What you are asked to do: Copy out each line of the data holding "TOOLS".

Exercise inputs:
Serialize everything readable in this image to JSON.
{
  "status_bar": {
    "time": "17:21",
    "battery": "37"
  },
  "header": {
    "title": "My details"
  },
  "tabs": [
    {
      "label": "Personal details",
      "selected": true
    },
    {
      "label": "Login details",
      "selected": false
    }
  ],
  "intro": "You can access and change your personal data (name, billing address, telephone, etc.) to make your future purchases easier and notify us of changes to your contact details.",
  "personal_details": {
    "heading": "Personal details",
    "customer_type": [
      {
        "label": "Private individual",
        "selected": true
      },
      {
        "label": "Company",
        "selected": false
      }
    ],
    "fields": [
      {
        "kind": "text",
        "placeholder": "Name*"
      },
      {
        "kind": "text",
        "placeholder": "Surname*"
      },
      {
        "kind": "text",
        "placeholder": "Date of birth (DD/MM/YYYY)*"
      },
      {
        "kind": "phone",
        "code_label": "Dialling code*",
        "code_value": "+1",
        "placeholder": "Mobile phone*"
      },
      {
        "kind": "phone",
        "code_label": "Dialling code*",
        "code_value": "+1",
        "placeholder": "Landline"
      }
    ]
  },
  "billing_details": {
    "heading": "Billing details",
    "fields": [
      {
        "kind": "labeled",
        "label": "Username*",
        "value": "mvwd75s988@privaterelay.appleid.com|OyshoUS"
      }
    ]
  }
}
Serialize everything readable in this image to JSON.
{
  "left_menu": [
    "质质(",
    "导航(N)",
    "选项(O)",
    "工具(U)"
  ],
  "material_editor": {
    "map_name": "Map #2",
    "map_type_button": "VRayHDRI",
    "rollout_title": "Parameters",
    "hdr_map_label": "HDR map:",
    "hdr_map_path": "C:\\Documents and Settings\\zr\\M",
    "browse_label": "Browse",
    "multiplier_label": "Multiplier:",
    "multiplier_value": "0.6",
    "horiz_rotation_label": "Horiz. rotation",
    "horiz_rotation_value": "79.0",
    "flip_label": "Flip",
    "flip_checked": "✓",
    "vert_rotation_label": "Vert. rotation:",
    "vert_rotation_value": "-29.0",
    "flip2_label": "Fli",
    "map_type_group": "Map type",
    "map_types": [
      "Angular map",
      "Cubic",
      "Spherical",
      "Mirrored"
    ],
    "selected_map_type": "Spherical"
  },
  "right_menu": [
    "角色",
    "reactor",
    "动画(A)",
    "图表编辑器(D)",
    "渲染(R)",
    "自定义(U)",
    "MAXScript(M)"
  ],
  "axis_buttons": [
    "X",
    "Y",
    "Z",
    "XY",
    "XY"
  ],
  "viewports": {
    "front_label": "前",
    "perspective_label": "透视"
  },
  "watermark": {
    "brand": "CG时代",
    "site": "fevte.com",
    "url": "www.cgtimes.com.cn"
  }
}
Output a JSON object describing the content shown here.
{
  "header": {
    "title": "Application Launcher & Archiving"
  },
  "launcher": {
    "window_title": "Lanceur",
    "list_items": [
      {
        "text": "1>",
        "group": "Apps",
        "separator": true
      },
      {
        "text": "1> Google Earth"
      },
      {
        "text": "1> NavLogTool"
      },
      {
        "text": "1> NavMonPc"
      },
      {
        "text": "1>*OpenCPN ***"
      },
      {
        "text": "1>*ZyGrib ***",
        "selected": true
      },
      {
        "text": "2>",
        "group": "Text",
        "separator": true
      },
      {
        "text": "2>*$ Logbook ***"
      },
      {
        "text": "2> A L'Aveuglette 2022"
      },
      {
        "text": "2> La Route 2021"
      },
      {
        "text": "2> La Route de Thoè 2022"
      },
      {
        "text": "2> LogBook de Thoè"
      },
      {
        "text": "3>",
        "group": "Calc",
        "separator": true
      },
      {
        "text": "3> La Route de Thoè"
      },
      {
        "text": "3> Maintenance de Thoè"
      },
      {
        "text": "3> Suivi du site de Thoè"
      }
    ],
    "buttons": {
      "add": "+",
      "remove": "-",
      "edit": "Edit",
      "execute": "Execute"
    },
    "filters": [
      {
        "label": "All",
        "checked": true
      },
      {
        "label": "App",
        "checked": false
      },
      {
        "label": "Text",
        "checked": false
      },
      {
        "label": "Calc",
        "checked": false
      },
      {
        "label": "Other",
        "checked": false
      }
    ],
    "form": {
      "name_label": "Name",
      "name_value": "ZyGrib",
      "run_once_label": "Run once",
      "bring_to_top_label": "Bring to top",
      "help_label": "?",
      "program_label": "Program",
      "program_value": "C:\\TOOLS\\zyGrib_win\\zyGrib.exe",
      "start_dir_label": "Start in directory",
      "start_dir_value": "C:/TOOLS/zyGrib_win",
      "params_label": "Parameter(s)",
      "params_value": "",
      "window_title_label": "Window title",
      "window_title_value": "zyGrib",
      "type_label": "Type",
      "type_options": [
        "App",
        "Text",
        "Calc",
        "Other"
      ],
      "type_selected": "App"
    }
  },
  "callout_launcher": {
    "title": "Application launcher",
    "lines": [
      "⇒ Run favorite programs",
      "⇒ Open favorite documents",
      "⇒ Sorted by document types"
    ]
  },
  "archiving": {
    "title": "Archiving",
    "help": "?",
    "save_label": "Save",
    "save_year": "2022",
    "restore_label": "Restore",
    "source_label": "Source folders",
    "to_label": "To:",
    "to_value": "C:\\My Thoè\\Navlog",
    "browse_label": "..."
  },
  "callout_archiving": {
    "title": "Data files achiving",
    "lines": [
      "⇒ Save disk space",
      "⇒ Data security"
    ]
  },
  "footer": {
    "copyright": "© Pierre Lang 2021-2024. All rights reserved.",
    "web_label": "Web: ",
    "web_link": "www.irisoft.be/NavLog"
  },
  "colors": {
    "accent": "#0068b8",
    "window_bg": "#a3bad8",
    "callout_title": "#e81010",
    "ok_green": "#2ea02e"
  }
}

Output for this task:
      "program_value": "C:\\TOOLS\\zyGrib_win\\zyGrib.exe",
      "start_dir_value": "C:/TOOLS/zyGrib_win",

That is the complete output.